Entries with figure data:
◆ ◆ ◆ ◆

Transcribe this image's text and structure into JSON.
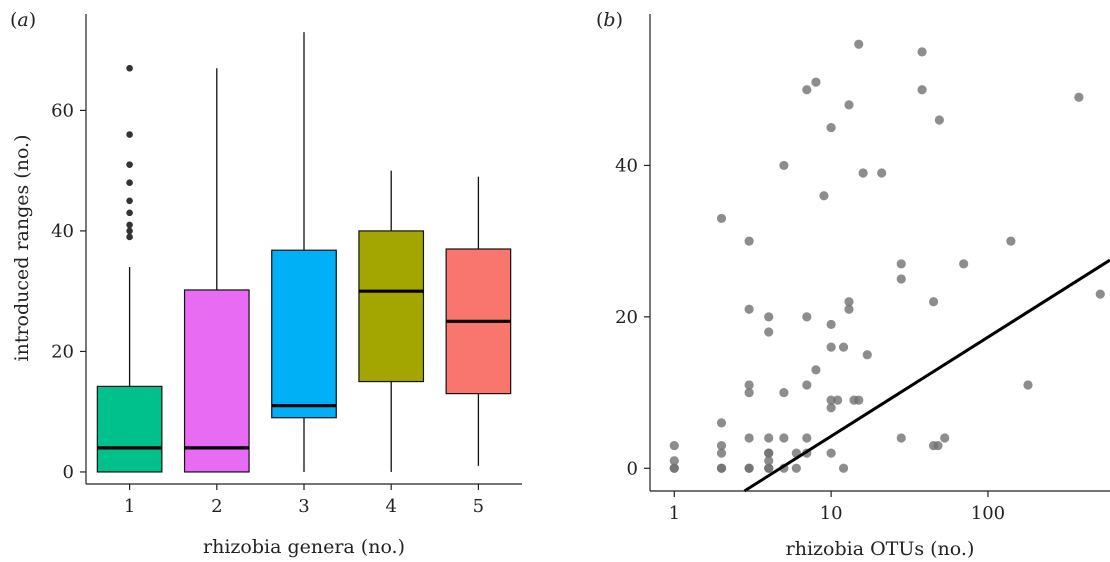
{
  "chart_data": [
    {
      "type": "box",
      "panel_label": "(a)",
      "xlabel": "rhizobia genera (no.)",
      "ylabel": "introduced ranges (no.)",
      "ylim": [
        -2,
        76
      ],
      "yticks": [
        0,
        20,
        40,
        60
      ],
      "categories": [
        "1",
        "2",
        "3",
        "4",
        "5"
      ],
      "boxes": [
        {
          "category": "1",
          "color": "#00C08B",
          "whisker_low": 0,
          "q1": 0,
          "median": 4,
          "q3": 14.2,
          "whisker_high": 34,
          "outliers": [
            39,
            40,
            41,
            43,
            45,
            48,
            51,
            56,
            67
          ]
        },
        {
          "category": "2",
          "color": "#E76BF3",
          "whisker_low": 0,
          "q1": 0,
          "median": 4,
          "q3": 30.2,
          "whisker_high": 67,
          "outliers": []
        },
        {
          "category": "3",
          "color": "#00B0F6",
          "whisker_low": 0,
          "q1": 9,
          "median": 11,
          "q3": 36.8,
          "whisker_high": 73,
          "outliers": []
        },
        {
          "category": "4",
          "color": "#A3A500",
          "whisker_low": 0,
          "q1": 15,
          "median": 30,
          "q3": 40,
          "whisker_high": 50,
          "outliers": []
        },
        {
          "category": "5",
          "color": "#F8766D",
          "whisker_low": 1,
          "q1": 13,
          "median": 25,
          "q3": 37,
          "whisker_high": 49,
          "outliers": []
        }
      ],
      "grid": false
    },
    {
      "type": "scatter",
      "panel_label": "(b)",
      "xlabel": "rhizobia OTUs (no.)",
      "ylabel": "",
      "xscale": "log",
      "xlim": [
        0.7,
        600
      ],
      "ylim": [
        -3,
        60
      ],
      "xticks": [
        1,
        10,
        100
      ],
      "xtick_labels": [
        "1",
        "10",
        "100"
      ],
      "yticks": [
        0,
        20,
        40
      ],
      "point_color": "#707070",
      "points": [
        [
          1,
          0
        ],
        [
          1,
          1
        ],
        [
          1,
          3
        ],
        [
          1,
          0
        ],
        [
          2,
          0
        ],
        [
          2,
          2
        ],
        [
          2,
          3
        ],
        [
          2,
          6
        ],
        [
          2,
          33
        ],
        [
          2,
          0
        ],
        [
          3,
          0
        ],
        [
          3,
          4
        ],
        [
          3,
          10
        ],
        [
          3,
          11
        ],
        [
          3,
          21
        ],
        [
          3,
          30
        ],
        [
          3,
          0
        ],
        [
          4,
          0
        ],
        [
          4,
          1
        ],
        [
          4,
          2
        ],
        [
          4,
          4
        ],
        [
          4,
          18
        ],
        [
          4,
          20
        ],
        [
          4,
          0
        ],
        [
          4,
          2
        ],
        [
          5,
          0
        ],
        [
          5,
          4
        ],
        [
          5,
          10
        ],
        [
          5,
          40
        ],
        [
          6,
          0
        ],
        [
          6,
          2
        ],
        [
          7,
          2
        ],
        [
          7,
          4
        ],
        [
          7,
          11
        ],
        [
          7,
          20
        ],
        [
          7,
          50
        ],
        [
          8,
          13
        ],
        [
          8,
          51
        ],
        [
          9,
          36
        ],
        [
          10,
          2
        ],
        [
          10,
          8
        ],
        [
          10,
          9
        ],
        [
          10,
          16
        ],
        [
          10,
          19
        ],
        [
          10,
          45
        ],
        [
          11,
          9
        ],
        [
          12,
          0
        ],
        [
          12,
          16
        ],
        [
          13,
          21
        ],
        [
          13,
          22
        ],
        [
          13,
          48
        ],
        [
          14,
          9
        ],
        [
          15,
          9
        ],
        [
          15,
          56
        ],
        [
          16,
          39
        ],
        [
          17,
          15
        ],
        [
          21,
          39
        ],
        [
          28,
          4
        ],
        [
          28,
          25
        ],
        [
          28,
          27
        ],
        [
          38,
          50
        ],
        [
          38,
          55
        ],
        [
          45,
          3
        ],
        [
          45,
          22
        ],
        [
          48,
          3
        ],
        [
          49,
          46
        ],
        [
          53,
          4
        ],
        [
          70,
          27
        ],
        [
          140,
          30
        ],
        [
          180,
          11
        ],
        [
          380,
          49
        ],
        [
          520,
          23
        ]
      ],
      "fit_line": {
        "x": [
          2.8,
          600
        ],
        "y": [
          -3,
          27.5
        ]
      },
      "grid": false
    }
  ]
}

◆ ◆ ◆ ◆

What is required |
Without the pictures, restate each entry exactly.

Output for this exercise |
Transcribe this image's text and structure into JSON.
{
  "chart_data": [
    {
      "type": "box",
      "panel_label": "(a)",
      "xlabel": "rhizobia genera (no.)",
      "ylabel": "introduced ranges (no.)",
      "ylim": [
        -2,
        76
      ],
      "yticks": [
        0,
        20,
        40,
        60
      ],
      "categories": [
        "1",
        "2",
        "3",
        "4",
        "5"
      ],
      "boxes": [
        {
          "category": "1",
          "color": "#00C08B",
          "whisker_low": 0,
          "q1": 0,
          "median": 4,
          "q3": 14.2,
          "whisker_high": 34,
          "outliers": [
            39,
            40,
            41,
            43,
            45,
            48,
            51,
            56,
            67
          ]
        },
        {
          "category": "2",
          "color": "#E76BF3",
          "whisker_low": 0,
          "q1": 0,
          "median": 4,
          "q3": 30.2,
          "whisker_high": 67,
          "outliers": []
        },
        {
          "category": "3",
          "color": "#00B0F6",
          "whisker_low": 0,
          "q1": 9,
          "median": 11,
          "q3": 36.8,
          "whisker_high": 73,
          "outliers": []
        },
        {
          "category": "4",
          "color": "#A3A500",
          "whisker_low": 0,
          "q1": 15,
          "median": 30,
          "q3": 40,
          "whisker_high": 50,
          "outliers": []
        },
        {
          "category": "5",
          "color": "#F8766D",
          "whisker_low": 1,
          "q1": 13,
          "median": 25,
          "q3": 37,
          "whisker_high": 49,
          "outliers": []
        }
      ],
      "grid": false
    },
    {
      "type": "scatter",
      "panel_label": "(b)",
      "xlabel": "rhizobia OTUs (no.)",
      "ylabel": "",
      "xscale": "log",
      "xlim": [
        0.7,
        600
      ],
      "ylim": [
        -3,
        60
      ],
      "xticks": [
        1,
        10,
        100
      ],
      "xtick_labels": [
        "1",
        "10",
        "100"
      ],
      "yticks": [
        0,
        20,
        40
      ],
      "point_color": "#707070",
      "points": [
        [
          1,
          0
        ],
        [
          1,
          1
        ],
        [
          1,
          3
        ],
        [
          1,
          0
        ],
        [
          2,
          0
        ],
        [
          2,
          2
        ],
        [
          2,
          3
        ],
        [
          2,
          6
        ],
        [
          2,
          33
        ],
        [
          2,
          0
        ],
        [
          3,
          0
        ],
        [
          3,
          4
        ],
        [
          3,
          10
        ],
        [
          3,
          11
        ],
        [
          3,
          21
        ],
        [
          3,
          30
        ],
        [
          3,
          0
        ],
        [
          4,
          0
        ],
        [
          4,
          1
        ],
        [
          4,
          2
        ],
        [
          4,
          4
        ],
        [
          4,
          18
        ],
        [
          4,
          20
        ],
        [
          4,
          0
        ],
        [
          4,
          2
        ],
        [
          5,
          0
        ],
        [
          5,
          4
        ],
        [
          5,
          10
        ],
        [
          5,
          40
        ],
        [
          6,
          0
        ],
        [
          6,
          2
        ],
        [
          7,
          2
        ],
        [
          7,
          4
        ],
        [
          7,
          11
        ],
        [
          7,
          20
        ],
        [
          7,
          50
        ],
        [
          8,
          13
        ],
        [
          8,
          51
        ],
        [
          9,
          36
        ],
        [
          10,
          2
        ],
        [
          10,
          8
        ],
        [
          10,
          9
        ],
        [
          10,
          16
        ],
        [
          10,
          19
        ],
        [
          10,
          45
        ],
        [
          11,
          9
        ],
        [
          12,
          0
        ],
        [
          12,
          16
        ],
        [
          13,
          21
        ],
        [
          13,
          22
        ],
        [
          13,
          48
        ],
        [
          14,
          9
        ],
        [
          15,
          9
        ],
        [
          15,
          56
        ],
        [
          16,
          39
        ],
        [
          17,
          15
        ],
        [
          21,
          39
        ],
        [
          28,
          4
        ],
        [
          28,
          25
        ],
        [
          28,
          27
        ],
        [
          38,
          50
        ],
        [
          38,
          55
        ],
        [
          45,
          3
        ],
        [
          45,
          22
        ],
        [
          48,
          3
        ],
        [
          49,
          46
        ],
        [
          53,
          4
        ],
        [
          70,
          27
        ],
        [
          140,
          30
        ],
        [
          180,
          11
        ],
        [
          380,
          49
        ],
        [
          520,
          23
        ]
      ],
      "fit_line": {
        "x": [
          2.8,
          600
        ],
        "y": [
          -3,
          27.5
        ]
      },
      "grid": false
    }
  ]
}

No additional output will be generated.